Count the lines below that include "Verhältniß". Only the number should be given.

═════ Material to process ═════

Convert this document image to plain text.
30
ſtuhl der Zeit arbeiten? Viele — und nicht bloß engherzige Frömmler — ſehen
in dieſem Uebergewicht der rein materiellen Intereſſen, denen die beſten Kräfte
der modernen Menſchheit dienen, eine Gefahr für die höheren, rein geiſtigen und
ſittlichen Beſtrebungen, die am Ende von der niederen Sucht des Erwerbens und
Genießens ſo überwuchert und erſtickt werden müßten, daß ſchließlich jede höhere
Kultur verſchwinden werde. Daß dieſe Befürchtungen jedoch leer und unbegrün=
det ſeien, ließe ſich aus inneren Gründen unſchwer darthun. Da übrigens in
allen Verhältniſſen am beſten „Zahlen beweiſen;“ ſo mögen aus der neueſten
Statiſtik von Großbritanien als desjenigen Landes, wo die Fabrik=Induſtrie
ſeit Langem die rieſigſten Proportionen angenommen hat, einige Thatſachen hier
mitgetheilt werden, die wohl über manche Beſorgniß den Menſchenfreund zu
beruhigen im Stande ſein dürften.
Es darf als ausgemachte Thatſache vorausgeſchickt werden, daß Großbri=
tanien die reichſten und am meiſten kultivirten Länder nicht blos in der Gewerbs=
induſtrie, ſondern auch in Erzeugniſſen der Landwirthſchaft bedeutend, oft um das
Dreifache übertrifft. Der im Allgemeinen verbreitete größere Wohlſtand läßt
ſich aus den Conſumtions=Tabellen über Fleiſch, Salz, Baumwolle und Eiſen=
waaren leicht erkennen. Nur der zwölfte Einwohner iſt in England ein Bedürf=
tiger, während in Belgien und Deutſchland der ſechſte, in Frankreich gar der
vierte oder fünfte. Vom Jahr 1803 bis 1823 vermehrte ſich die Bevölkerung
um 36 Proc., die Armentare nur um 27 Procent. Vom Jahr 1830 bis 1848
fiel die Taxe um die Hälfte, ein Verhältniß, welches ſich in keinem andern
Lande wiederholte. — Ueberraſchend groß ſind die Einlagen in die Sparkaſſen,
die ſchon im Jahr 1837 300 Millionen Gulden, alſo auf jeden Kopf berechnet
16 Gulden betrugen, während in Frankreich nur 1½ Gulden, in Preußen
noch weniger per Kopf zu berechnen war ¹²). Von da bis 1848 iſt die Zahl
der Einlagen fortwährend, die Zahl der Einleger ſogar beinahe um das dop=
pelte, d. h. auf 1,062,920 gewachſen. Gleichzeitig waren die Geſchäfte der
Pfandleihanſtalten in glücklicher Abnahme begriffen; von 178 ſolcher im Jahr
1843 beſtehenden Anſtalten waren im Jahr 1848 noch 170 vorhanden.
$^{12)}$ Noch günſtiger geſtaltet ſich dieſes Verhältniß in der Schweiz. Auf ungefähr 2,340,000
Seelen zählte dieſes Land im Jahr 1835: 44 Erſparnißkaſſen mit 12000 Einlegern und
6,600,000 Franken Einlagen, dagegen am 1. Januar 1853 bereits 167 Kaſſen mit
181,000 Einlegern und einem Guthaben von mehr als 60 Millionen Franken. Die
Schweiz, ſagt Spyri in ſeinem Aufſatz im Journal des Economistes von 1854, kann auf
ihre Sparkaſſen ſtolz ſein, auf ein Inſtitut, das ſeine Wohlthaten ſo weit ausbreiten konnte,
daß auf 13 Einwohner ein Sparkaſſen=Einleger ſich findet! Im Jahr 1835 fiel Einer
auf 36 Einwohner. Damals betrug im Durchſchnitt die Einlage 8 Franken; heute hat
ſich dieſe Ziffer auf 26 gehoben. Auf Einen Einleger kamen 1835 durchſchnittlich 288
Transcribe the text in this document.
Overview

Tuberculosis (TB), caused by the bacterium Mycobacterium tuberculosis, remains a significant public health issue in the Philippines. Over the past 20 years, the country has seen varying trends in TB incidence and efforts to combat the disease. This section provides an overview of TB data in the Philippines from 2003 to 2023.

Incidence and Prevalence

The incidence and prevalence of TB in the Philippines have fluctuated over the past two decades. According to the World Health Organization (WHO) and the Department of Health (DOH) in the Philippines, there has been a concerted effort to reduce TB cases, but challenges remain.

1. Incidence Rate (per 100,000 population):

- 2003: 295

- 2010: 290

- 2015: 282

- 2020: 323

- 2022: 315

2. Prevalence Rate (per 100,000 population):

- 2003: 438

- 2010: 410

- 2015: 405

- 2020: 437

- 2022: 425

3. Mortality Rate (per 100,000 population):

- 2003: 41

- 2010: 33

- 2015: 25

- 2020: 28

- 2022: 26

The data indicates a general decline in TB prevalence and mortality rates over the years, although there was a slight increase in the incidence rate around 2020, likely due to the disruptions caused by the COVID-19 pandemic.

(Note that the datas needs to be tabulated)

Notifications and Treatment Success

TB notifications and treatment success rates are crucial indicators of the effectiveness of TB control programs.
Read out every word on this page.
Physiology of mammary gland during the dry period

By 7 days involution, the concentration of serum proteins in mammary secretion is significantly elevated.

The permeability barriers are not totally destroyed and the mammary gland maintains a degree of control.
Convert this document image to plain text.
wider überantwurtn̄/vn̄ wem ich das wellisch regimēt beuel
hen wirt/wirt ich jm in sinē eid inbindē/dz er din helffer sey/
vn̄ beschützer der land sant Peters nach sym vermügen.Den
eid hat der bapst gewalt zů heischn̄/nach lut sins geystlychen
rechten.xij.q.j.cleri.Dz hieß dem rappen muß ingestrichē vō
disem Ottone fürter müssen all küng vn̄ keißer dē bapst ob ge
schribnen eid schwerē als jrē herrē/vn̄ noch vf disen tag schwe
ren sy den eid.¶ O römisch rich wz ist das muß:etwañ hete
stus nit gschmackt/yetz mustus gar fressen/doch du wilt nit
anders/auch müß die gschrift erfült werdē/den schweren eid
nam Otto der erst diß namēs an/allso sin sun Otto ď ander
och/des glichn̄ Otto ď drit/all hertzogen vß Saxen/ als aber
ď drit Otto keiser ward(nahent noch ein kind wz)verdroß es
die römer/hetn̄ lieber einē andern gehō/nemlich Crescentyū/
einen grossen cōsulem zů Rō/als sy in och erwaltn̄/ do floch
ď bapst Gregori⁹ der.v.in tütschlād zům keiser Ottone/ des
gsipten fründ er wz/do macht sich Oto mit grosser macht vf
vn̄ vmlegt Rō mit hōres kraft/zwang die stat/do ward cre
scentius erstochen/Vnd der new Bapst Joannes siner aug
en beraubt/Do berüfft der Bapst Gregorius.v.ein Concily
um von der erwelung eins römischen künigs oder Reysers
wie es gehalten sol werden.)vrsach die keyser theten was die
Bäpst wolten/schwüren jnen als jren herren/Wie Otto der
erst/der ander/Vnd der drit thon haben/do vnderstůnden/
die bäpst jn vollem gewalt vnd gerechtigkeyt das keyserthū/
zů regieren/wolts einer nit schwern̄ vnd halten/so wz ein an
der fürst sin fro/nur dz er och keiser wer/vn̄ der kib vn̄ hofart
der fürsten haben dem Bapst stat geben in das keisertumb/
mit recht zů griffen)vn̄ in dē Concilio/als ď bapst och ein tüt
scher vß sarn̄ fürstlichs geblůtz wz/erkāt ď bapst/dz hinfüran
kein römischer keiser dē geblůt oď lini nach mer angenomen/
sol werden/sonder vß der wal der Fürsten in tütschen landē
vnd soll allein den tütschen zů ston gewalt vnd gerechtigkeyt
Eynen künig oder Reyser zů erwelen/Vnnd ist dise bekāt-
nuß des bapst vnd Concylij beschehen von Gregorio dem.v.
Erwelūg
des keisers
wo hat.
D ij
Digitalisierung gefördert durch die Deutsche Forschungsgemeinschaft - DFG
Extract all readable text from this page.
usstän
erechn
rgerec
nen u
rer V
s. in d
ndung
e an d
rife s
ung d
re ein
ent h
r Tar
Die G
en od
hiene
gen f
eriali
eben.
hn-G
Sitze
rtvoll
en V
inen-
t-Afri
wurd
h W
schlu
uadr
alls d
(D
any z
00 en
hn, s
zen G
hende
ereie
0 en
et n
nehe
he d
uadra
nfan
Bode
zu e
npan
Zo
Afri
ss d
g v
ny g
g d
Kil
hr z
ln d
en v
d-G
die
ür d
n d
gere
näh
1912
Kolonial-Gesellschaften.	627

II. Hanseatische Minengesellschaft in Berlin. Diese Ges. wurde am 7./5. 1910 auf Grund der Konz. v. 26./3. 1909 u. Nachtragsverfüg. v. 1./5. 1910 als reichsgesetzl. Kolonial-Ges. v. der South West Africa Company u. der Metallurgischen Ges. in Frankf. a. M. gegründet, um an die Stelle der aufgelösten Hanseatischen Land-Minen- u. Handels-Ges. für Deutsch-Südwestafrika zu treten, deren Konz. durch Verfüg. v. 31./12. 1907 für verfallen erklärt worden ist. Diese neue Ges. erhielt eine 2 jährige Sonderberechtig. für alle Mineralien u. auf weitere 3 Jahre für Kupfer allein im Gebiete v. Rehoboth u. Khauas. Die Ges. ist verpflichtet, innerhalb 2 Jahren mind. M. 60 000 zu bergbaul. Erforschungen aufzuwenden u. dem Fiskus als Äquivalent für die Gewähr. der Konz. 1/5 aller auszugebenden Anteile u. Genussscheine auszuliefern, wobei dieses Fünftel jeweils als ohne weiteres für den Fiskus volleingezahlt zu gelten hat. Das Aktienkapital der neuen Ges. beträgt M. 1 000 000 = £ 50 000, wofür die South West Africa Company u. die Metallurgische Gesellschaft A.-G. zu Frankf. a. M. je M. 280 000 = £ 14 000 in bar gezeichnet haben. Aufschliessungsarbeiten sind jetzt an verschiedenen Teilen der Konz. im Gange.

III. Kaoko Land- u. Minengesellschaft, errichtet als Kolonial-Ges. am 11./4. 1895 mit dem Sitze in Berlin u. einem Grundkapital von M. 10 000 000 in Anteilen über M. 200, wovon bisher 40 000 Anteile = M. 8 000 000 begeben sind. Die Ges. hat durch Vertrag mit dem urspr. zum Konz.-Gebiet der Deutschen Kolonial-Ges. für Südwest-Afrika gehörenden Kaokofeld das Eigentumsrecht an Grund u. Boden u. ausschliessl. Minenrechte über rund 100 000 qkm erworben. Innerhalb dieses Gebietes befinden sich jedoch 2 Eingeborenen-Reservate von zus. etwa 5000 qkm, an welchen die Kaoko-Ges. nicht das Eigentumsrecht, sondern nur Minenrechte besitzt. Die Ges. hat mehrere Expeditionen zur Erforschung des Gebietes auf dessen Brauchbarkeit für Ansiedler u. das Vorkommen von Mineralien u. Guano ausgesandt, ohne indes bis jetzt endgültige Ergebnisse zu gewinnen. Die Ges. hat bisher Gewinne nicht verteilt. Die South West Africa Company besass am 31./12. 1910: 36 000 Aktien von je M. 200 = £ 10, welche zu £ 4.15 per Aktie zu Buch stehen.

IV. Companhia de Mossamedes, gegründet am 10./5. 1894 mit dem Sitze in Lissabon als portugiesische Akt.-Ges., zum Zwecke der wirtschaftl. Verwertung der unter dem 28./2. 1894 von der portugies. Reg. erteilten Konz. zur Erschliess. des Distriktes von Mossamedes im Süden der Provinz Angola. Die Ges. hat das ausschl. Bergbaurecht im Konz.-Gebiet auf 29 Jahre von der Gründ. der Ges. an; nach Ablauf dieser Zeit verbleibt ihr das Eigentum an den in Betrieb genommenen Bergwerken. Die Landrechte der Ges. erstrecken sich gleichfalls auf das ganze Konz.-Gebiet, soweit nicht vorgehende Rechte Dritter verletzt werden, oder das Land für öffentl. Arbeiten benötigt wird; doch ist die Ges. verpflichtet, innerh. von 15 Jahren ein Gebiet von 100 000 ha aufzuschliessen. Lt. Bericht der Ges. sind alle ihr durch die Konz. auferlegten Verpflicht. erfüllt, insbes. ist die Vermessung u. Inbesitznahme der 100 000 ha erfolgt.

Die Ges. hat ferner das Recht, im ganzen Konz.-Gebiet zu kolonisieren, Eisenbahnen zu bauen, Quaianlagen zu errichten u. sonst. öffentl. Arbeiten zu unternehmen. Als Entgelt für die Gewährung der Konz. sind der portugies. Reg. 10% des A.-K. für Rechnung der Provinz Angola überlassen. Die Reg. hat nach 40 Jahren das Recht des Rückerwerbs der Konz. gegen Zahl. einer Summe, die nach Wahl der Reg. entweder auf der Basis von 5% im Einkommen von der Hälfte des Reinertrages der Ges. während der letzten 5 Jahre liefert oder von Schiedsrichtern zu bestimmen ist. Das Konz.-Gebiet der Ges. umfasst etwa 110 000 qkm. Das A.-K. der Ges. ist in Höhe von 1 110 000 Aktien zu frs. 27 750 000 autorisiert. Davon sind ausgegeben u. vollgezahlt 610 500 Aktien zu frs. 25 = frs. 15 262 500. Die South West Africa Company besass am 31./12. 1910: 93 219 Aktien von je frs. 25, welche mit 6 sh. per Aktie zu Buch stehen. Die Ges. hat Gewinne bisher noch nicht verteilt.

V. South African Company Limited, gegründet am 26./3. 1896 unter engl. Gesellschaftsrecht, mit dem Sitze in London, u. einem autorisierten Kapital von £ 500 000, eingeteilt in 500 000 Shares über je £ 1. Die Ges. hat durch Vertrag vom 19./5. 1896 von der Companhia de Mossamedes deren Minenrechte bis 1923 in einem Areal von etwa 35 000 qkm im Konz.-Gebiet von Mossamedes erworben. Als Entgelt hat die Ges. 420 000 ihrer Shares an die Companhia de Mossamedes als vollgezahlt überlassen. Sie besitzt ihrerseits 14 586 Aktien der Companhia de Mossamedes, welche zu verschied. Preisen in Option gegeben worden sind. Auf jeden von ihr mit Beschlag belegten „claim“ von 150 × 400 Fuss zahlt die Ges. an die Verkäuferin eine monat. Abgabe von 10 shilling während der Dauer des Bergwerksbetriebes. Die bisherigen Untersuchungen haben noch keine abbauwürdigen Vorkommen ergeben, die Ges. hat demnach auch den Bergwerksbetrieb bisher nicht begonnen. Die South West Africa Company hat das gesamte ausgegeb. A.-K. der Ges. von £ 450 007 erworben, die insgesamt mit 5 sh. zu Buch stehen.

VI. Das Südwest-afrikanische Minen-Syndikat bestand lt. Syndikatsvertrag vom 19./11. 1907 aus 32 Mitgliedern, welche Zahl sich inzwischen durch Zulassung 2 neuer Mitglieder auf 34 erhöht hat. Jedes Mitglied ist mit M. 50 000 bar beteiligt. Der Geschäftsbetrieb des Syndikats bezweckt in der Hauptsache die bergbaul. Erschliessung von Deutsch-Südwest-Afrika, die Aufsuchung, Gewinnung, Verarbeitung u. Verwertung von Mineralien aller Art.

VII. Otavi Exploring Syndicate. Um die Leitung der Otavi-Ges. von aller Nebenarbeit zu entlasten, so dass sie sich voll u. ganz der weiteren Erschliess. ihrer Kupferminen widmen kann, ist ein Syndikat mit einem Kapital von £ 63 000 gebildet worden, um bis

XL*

═════

■ Exercise result
2